Aim of the exercise
Proceed with the appellate opinion excerpt below, picking up after its last sentence.

Selected excerpt
★ ★ ★ ★

Opinion
2023-UP-370
11-22-2023
Appellate Defender David Alexander, of Columbia, for Appellant. Attorney General Alan McCrory Wilson, Senior Assistant Attorney General Mark Reynolds Farthing, and Solicitor Byron E. Gipson, all of Columbia, for Respondent.
THIS OPINION HAS NO PRECEDENTIAL VALUE. IT SHOULD NOT BE CITED OR RELIED ON AS PRECEDENT IN ANY PROCEEDING EXCEPT AS PROVIDED BY RULE 268(d)(2), SCACR.
Submitted November 1, 2023
Appeal From Richland County Robert E. Hood, Circuit Court Judge, Appellate Case No. 2021-000566
Appellate Defender David Alexander, of Columbia, for Appellant.
Attorney General Alan McCrory Wilson, Senior Assistant Attorney General Mark Reynolds Farthing, and Solicitor Byron E. Gipson, all of Columbia, for Respondent.
PER CURIAM
Mandy Morrow Fortson appeals her convictions for attempted murder, discharging a firearm into a dwelling, and breach of peace of a high and aggravated nature and her aggregate sentence of twenty years' imprisonment. On appeal, Fortson argues the trial court erred by holding jury selection in her absence. We affirm pursuant to Rule 220(b), SCACR.

★ ★ ★ ★

(Document structure recognition data)

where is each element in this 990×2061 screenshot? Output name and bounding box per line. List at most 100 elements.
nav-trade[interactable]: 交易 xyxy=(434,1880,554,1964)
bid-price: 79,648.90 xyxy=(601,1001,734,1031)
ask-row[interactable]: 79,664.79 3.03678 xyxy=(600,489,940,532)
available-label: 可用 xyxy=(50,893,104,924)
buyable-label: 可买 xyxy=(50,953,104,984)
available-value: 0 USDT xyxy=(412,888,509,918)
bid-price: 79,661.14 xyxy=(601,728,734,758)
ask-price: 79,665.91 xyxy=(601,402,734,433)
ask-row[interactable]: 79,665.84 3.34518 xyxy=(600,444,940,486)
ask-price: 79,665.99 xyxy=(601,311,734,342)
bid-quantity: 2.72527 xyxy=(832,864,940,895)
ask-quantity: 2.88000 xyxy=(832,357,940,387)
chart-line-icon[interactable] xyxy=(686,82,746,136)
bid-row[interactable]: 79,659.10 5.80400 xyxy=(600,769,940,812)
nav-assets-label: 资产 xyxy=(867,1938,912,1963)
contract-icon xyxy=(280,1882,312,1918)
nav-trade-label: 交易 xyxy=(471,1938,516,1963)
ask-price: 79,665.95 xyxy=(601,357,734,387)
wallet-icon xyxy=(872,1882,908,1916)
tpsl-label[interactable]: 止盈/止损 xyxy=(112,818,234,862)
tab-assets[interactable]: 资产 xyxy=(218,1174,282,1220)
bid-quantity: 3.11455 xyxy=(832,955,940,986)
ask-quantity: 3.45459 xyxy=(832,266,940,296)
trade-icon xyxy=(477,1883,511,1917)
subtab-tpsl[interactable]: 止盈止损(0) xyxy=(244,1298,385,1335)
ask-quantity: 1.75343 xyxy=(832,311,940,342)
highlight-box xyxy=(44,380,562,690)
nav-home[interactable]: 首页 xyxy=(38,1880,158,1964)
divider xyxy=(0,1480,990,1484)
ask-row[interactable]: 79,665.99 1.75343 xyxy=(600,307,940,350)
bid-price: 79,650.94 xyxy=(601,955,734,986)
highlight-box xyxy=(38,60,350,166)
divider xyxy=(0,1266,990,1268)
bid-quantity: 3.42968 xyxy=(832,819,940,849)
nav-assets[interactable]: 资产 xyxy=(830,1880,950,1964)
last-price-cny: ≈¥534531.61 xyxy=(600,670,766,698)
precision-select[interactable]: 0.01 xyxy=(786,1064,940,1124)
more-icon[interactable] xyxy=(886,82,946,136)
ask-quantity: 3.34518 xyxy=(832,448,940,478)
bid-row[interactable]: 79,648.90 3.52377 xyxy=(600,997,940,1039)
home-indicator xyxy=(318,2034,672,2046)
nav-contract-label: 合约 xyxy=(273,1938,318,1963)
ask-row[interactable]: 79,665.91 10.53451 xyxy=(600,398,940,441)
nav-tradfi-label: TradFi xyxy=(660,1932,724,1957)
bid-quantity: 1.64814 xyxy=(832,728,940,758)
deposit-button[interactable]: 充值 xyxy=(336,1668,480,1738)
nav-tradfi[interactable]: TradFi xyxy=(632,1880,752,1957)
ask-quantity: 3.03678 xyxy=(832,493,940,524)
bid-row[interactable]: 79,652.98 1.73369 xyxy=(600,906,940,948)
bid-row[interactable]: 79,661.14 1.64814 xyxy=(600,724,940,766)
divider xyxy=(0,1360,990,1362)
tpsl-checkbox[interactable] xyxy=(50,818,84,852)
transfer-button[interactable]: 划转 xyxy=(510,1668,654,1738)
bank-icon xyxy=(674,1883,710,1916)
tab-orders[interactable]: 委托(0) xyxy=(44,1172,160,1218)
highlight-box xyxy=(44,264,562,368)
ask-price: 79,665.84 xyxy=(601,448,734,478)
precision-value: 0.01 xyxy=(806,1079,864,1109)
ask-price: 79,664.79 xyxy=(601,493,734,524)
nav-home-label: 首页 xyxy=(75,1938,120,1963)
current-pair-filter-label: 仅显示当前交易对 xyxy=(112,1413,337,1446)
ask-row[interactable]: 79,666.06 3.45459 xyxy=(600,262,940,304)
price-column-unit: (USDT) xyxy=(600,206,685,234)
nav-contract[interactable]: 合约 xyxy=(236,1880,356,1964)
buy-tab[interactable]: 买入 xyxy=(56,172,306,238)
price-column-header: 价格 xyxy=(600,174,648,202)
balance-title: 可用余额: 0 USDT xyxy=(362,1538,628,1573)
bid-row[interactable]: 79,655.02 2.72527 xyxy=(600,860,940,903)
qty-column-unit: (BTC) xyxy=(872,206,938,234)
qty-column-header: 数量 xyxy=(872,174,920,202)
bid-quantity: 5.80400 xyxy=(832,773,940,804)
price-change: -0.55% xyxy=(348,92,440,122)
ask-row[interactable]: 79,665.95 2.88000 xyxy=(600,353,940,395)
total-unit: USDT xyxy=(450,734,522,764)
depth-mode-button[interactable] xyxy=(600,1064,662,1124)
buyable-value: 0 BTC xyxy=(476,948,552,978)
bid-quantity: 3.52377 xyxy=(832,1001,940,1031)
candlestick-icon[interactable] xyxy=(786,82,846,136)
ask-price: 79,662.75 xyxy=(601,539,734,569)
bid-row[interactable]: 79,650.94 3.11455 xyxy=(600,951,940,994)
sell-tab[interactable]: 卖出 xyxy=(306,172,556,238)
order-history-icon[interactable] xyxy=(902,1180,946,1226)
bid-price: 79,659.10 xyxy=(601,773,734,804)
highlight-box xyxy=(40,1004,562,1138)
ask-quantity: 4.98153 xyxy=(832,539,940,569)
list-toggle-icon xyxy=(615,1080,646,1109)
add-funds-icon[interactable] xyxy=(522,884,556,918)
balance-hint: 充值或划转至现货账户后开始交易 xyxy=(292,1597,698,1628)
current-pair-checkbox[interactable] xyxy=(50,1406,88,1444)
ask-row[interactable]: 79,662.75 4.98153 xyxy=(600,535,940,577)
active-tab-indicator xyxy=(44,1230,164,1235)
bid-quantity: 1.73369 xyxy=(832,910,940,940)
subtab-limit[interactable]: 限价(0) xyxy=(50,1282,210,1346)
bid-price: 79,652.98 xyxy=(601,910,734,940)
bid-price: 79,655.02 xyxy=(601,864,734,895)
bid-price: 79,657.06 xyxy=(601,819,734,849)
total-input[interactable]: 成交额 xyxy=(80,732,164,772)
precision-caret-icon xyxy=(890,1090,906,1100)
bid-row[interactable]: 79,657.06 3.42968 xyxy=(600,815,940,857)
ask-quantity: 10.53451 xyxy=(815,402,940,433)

★ ★ ★ ★

Result below
We hold the issue of Fortson's right to be present during jury selection was not preserved for appellate review. See State v. Dunbar, 356 S.C. 138, 142, 587 S.E.2d 691, 693-94 (2003) ("In order for an issue to be preserved for appellate review, it must have been raised to and ruled upon by the trial [court]. Issues not raised and ruled upon in the trial court will not be considered on appeal."); id. at 142, 587 S.E.2d at 694 ("A party need not use the exact name of a legal doctrine in order to preserve it, but it must be clear that the argument has been presented on that ground."). Prior to the start of trial, the trial court held an in-chambers discussion. Once the parties were back on the record, the trial court indicated Fortson's counsel was protected for the record; however, Fortson's counsel did not place onto the record the motion he had made, the arguments in support of his motion, or the ruling, if any, from the court. See Foye v. State, 335 S.C. 586, 590, 518 S.E.2d 265, 267 (1999) (holding that when a conference takes place off the record, it is trial counsel's duty to put the substance of the discussion and the trial court's ruling on the record). Instead, the trial court proceeded to select the jury. Once the jury had been selected, the trial court asked whether Fortson's counsel had an objection to the process of jury selection; counsel responded, "[n]one from [t]he Defense, Your Honor." The trial court then explained Fortson's absence was due to medical issues, and Fortson's counsel indicated his earlier motion, had it been on the record, would have been for a continuance. The trial court indicated it believed counsel and granted a continuance until two days later. Because it is not clear whether Fortson's counsel argued Fortson had a constitutional right to be present for jury selection, this issue is not preserved for appellate review. York v. Conway Ford, Inc., 325 S.C. 170, 173, 480 S.E.2d 726, 728 (1997) ("An objection made during an off-the-record conference which is not made part of the record does not preserve the question for review.").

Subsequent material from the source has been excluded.